Extracts from a graphics dataset:
## BEGIN

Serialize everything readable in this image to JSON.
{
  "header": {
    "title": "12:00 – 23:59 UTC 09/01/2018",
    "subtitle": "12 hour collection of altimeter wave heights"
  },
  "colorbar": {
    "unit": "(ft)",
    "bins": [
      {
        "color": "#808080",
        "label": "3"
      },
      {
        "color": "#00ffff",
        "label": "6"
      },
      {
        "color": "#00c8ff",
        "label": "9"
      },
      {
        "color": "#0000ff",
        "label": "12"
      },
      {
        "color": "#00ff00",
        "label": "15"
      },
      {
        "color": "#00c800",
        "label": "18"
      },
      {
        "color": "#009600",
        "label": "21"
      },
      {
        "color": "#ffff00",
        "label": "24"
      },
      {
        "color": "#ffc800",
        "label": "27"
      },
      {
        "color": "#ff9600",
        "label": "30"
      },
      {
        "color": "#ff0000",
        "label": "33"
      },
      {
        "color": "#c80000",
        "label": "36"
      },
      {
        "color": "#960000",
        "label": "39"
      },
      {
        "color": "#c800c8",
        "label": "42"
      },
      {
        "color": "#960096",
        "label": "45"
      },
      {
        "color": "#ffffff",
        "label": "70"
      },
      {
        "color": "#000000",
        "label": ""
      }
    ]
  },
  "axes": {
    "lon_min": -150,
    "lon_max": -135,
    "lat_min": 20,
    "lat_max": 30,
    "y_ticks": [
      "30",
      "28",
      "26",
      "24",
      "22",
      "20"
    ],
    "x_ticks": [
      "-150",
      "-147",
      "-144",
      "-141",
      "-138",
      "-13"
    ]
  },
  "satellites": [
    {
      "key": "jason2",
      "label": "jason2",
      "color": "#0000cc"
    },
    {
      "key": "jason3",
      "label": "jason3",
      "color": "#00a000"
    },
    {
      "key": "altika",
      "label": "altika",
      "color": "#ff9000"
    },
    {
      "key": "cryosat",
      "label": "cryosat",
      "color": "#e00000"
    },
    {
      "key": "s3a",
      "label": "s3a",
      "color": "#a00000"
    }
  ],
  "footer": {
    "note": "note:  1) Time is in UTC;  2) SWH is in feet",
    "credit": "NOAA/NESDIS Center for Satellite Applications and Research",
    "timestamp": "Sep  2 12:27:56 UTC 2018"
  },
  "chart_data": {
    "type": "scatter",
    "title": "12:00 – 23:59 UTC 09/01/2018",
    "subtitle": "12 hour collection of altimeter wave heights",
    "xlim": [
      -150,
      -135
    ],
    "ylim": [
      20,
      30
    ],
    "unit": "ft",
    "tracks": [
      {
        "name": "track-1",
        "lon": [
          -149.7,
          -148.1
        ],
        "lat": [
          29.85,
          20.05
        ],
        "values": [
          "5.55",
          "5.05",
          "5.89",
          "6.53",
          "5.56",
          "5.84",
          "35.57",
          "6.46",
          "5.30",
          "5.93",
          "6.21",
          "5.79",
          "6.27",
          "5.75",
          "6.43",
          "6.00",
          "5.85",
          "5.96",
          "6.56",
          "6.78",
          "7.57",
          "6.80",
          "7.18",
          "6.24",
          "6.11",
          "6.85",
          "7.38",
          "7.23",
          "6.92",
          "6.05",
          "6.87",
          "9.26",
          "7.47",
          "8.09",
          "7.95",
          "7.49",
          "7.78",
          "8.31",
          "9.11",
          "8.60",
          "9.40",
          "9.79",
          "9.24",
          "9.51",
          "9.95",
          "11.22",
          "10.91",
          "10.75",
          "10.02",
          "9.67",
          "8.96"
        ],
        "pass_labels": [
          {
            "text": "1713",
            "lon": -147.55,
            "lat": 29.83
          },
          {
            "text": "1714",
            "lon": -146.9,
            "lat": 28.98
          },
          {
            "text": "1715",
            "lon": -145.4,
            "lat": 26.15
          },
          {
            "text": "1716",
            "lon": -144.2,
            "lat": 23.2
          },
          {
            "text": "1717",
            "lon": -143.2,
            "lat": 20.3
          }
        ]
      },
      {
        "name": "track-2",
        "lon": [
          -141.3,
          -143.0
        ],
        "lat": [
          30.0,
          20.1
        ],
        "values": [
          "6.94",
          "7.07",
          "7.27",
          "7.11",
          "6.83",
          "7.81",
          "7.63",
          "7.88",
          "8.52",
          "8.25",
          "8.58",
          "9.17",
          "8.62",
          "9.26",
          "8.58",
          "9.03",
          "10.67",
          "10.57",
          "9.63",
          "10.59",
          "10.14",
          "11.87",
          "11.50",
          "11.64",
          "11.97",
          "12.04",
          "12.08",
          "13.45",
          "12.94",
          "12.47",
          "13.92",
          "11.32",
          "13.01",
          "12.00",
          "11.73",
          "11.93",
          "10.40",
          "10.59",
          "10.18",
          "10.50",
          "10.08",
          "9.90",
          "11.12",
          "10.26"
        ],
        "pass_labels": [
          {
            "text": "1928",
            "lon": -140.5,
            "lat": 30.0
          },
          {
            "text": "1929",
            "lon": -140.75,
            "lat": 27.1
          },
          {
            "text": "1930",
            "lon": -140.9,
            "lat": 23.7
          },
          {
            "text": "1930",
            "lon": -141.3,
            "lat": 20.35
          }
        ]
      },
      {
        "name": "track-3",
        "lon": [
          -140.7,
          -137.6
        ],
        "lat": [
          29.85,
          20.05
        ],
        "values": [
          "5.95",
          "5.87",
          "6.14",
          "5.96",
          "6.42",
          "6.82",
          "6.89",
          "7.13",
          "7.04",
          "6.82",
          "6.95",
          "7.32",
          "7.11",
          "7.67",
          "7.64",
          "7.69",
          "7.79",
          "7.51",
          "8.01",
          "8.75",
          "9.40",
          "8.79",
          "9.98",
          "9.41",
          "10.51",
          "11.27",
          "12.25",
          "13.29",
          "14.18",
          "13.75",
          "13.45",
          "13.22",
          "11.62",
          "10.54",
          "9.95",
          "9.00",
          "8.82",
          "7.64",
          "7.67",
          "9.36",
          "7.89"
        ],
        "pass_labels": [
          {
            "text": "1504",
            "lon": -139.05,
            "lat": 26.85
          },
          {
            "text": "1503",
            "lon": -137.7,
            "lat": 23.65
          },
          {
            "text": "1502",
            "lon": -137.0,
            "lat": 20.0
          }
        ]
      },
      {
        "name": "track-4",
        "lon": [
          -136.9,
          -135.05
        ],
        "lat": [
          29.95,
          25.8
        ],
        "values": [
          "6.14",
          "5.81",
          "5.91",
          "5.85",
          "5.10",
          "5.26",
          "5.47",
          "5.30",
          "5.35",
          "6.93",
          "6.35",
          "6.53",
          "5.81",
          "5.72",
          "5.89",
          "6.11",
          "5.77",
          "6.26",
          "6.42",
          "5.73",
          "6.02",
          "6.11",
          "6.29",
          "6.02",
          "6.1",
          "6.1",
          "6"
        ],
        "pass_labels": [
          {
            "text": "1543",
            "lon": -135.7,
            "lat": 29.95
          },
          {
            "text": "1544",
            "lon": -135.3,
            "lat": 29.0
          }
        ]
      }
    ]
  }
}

## END

Exercise goal: Copy the entries above exactly, leaving none out.

Output for this exercise:
Serialize everything readable in this image to JSON.
{
  "header": {
    "title": "12:00 – 23:59 UTC 09/01/2018",
    "subtitle": "12 hour collection of altimeter wave heights"
  },
  "colorbar": {
    "unit": "(ft)",
    "bins": [
      {
        "color": "#808080",
        "label": "3"
      },
      {
        "color": "#00ffff",
        "label": "6"
      },
      {
        "color": "#00c8ff",
        "label": "9"
      },
      {
        "color": "#0000ff",
        "label": "12"
      },
      {
        "color": "#00ff00",
        "label": "15"
      },
      {
        "color": "#00c800",
        "label": "18"
      },
      {
        "color": "#009600",
        "label": "21"
      },
      {
        "color": "#ffff00",
        "label": "24"
      },
      {
        "color": "#ffc800",
        "label": "27"
      },
      {
        "color": "#ff9600",
        "label": "30"
      },
      {
        "color": "#ff0000",
        "label": "33"
      },
      {
        "color": "#c80000",
        "label": "36"
      },
      {
        "color": "#960000",
        "label": "39"
      },
      {
        "color": "#c800c8",
        "label": "42"
      },
      {
        "color": "#960096",
        "label": "45"
      },
      {
        "color": "#ffffff",
        "label": "70"
      },
      {
        "color": "#000000",
        "label": ""
      }
    ]
  },
  "axes": {
    "lon_min": -150,
    "lon_max": -135,
    "lat_min": 20,
    "lat_max": 30,
    "y_ticks": [
      "30",
      "28",
      "26",
      "24",
      "22",
      "20"
    ],
    "x_ticks": [
      "-150",
      "-147",
      "-144",
      "-141",
      "-138",
      "-13"
    ]
  },
  "satellites": [
    {
      "key": "jason2",
      "label": "jason2",
      "color": "#0000cc"
    },
    {
      "key": "jason3",
      "label": "jason3",
      "color": "#00a000"
    },
    {
      "key": "altika",
      "label": "altika",
      "color": "#ff9000"
    },
    {
      "key": "cryosat",
      "label": "cryosat",
      "color": "#e00000"
    },
    {
      "key": "s3a",
      "label": "s3a",
      "color": "#a00000"
    }
  ],
  "footer": {
    "note": "note:  1) Time is in UTC;  2) SWH is in feet",
    "credit": "NOAA/NESDIS Center for Satellite Applications and Research",
    "timestamp": "Sep  2 12:27:56 UTC 2018"
  },
  "chart_data": {
    "type": "scatter",
    "title": "12:00 – 23:59 UTC 09/01/2018",
    "subtitle": "12 hour collection of altimeter wave heights",
    "xlim": [
      -150,
      -135
    ],
    "ylim": [
      20,
      30
    ],
    "unit": "ft",
    "tracks": [
      {
        "name": "track-1",
        "lon": [
          -149.7,
          -148.1
        ],
        "lat": [
          29.85,
          20.05
        ],
        "values": [
          "5.55",
          "5.05",
          "5.89",
          "6.53",
          "5.56",
          "5.84",
          "35.57",
          "6.46",
          "5.30",
          "5.93",
          "6.21",
          "5.79",
          "6.27",
          "5.75",
          "6.43",
          "6.00",
          "5.85",
          "5.96",
          "6.56",
          "6.78",
          "7.57",
          "6.80",
          "7.18",
          "6.24",
          "6.11",
          "6.85",
          "7.38",
          "7.23",
          "6.92",
          "6.05",
          "6.87",
          "9.26",
          "7.47",
          "8.09",
          "7.95",
          "7.49",
          "7.78",
          "8.31",
          "9.11",
          "8.60",
          "9.40",
          "9.79",
          "9.24",
          "9.51",
          "9.95",
          "11.22",
          "10.91",
          "10.75",
          "10.02",
          "9.67",
          "8.96"
        ],
        "pass_labels": [
          {
            "text": "1713",
            "lon": -147.55,
            "lat": 29.83
          },
          {
            "text": "1714",
            "lon": -146.9,
            "lat": 28.98
          },
          {
            "text": "1715",
            "lon": -145.4,
            "lat": 26.15
          },
          {
            "text": "1716",
            "lon": -144.2,
            "lat": 23.2
          },
          {
            "text": "1717",
            "lon": -143.2,
            "lat": 20.3
          }
        ]
      },
      {
        "name": "track-2",
        "lon": [
          -141.3,
          -143.0
        ],
        "lat": [
          30.0,
          20.1
        ],
        "values": [
          "6.94",
          "7.07",
          "7.27",
          "7.11",
          "6.83",
          "7.81",
          "7.63",
          "7.88",
          "8.52",
          "8.25",
          "8.58",
          "9.17",
          "8.62",
          "9.26",
          "8.58",
          "9.03",
          "10.67",
          "10.57",
          "9.63",
          "10.59",
          "10.14",
          "11.87",
          "11.50",
          "11.64",
          "11.97",
          "12.04",
          "12.08",
          "13.45",
          "12.94",
          "12.47",
          "13.92",
          "11.32",
          "13.01",
          "12.00",
          "11.73",
          "11.93",
          "10.40",
          "10.59",
          "10.18",
          "10.50",
          "10.08",
          "9.90",
          "11.12",
          "10.26"
        ],
        "pass_labels": [
          {
            "text": "1928",
            "lon": -140.5,
            "lat": 30.0
          },
          {
            "text": "1929",
            "lon": -140.75,
            "lat": 27.1
          },
          {
            "text": "1930",
            "lon": -140.9,
            "lat": 23.7
          },
          {
            "text": "1930",
            "lon": -141.3,
            "lat": 20.35
          }
        ]
      },
      {
        "name": "track-3",
        "lon": [
          -140.7,
          -137.6
        ],
        "lat": [
          29.85,
          20.05
        ],
        "values": [
          "5.95",
          "5.87",
          "6.14",
          "5.96",
          "6.42",
          "6.82",
          "6.89",
          "7.13",
          "7.04",
          "6.82",
          "6.95",
          "7.32",
          "7.11",
          "7.67",
          "7.64",
          "7.69",
          "7.79",
          "7.51",
          "8.01",
          "8.75",
          "9.40",
          "8.79",
          "9.98",
          "9.41",
          "10.51",
          "11.27",
          "12.25",
          "13.29",
          "14.18",
          "13.75",
          "13.45",
          "13.22",
          "11.62",
          "10.54",
          "9.95",
          "9.00",
          "8.82",
          "7.64",
          "7.67",
          "9.36",
          "7.89"
        ],
        "pass_labels": [
          {
            "text": "1504",
            "lon": -139.05,
            "lat": 26.85
          },
          {
            "text": "1503",
            "lon": -137.7,
            "lat": 23.65
          },
          {
            "text": "1502",
            "lon": -137.0,
            "lat": 20.0
          }
        ]
      },
      {
        "name": "track-4",
        "lon": [
          -136.9,
          -135.05
        ],
        "lat": [
          29.95,
          25.8
        ],
        "values": [
          "6.14",
          "5.81",
          "5.91",
          "5.85",
          "5.10",
          "5.26",
          "5.47",
          "5.30",
          "5.35",
          "6.93",
          "6.35",
          "6.53",
          "5.81",
          "5.72",
          "5.89",
          "6.11",
          "5.77",
          "6.26",
          "6.42",
          "5.73",
          "6.02",
          "6.11",
          "6.29",
          "6.02",
          "6.1",
          "6.1",
          "6"
        ],
        "pass_labels": [
          {
            "text": "1543",
            "lon": -135.7,
            "lat": 29.95
          },
          {
            "text": "1544",
            "lon": -135.3,
            "lat": 29.0
          }
        ]
      }
    ]
  }
}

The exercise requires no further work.